_WHAT YOU HAVE TO DO_:
From the material below, list every line containing "that".
★ ★ ★ ★
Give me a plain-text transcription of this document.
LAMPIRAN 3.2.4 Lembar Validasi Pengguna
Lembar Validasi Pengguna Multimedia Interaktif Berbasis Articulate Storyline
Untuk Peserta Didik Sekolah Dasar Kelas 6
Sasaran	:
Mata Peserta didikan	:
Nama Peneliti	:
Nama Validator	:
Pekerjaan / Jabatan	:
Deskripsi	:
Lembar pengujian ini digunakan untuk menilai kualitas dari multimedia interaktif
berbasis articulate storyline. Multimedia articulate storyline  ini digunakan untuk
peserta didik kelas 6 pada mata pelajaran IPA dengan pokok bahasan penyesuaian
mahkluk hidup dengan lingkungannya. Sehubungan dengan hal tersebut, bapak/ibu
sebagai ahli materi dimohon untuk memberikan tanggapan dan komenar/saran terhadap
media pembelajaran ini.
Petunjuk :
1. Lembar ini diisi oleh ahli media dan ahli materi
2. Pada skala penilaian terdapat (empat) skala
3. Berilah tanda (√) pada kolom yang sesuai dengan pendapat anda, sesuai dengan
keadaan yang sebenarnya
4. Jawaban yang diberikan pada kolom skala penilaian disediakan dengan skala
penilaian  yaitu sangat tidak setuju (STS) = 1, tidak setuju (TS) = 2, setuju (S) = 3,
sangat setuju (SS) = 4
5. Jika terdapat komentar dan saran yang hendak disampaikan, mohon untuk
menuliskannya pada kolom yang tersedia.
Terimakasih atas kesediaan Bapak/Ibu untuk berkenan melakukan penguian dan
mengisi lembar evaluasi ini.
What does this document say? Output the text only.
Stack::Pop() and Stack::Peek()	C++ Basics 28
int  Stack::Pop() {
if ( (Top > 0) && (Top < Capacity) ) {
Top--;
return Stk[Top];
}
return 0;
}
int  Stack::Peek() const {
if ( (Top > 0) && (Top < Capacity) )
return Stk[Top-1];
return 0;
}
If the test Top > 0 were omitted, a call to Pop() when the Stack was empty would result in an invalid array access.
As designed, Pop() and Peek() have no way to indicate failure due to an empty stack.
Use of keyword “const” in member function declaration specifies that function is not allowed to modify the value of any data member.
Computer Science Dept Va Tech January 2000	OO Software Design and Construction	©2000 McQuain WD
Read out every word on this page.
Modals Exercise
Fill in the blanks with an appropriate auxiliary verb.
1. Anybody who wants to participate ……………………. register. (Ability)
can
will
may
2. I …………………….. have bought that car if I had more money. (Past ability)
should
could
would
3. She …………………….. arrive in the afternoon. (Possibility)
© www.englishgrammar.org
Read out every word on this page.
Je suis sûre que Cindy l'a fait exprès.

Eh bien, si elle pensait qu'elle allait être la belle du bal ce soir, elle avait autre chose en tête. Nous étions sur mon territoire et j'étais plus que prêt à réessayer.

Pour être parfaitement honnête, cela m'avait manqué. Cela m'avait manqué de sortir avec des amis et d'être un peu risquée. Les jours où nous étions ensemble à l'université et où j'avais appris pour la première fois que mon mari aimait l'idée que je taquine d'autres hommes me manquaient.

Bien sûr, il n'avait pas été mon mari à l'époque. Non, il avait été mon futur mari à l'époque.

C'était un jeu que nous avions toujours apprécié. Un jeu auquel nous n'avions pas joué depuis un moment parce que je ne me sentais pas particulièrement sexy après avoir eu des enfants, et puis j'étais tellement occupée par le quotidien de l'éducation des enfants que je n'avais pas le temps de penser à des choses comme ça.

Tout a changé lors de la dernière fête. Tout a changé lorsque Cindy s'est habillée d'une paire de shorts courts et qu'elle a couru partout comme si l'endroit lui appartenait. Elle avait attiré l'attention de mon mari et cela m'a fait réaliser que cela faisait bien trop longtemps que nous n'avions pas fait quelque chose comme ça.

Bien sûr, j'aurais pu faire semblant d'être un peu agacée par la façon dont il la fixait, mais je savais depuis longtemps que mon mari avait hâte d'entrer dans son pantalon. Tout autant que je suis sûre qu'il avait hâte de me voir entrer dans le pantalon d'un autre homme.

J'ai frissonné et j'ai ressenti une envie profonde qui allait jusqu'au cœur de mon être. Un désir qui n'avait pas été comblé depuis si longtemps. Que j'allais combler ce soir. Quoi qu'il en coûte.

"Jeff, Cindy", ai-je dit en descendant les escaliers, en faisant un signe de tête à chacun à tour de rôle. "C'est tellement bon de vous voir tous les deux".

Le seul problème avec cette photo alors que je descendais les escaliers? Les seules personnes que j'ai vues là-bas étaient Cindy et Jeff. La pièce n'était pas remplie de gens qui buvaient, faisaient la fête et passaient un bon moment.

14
★ ★ ★ ★
_CORRECT ANSWER_:
Use of keyword “const” in member function declaration specifies that function is not allowed to modify the value of any data member.
2. I …………………….. have bought that car if I had more money. (Past ability)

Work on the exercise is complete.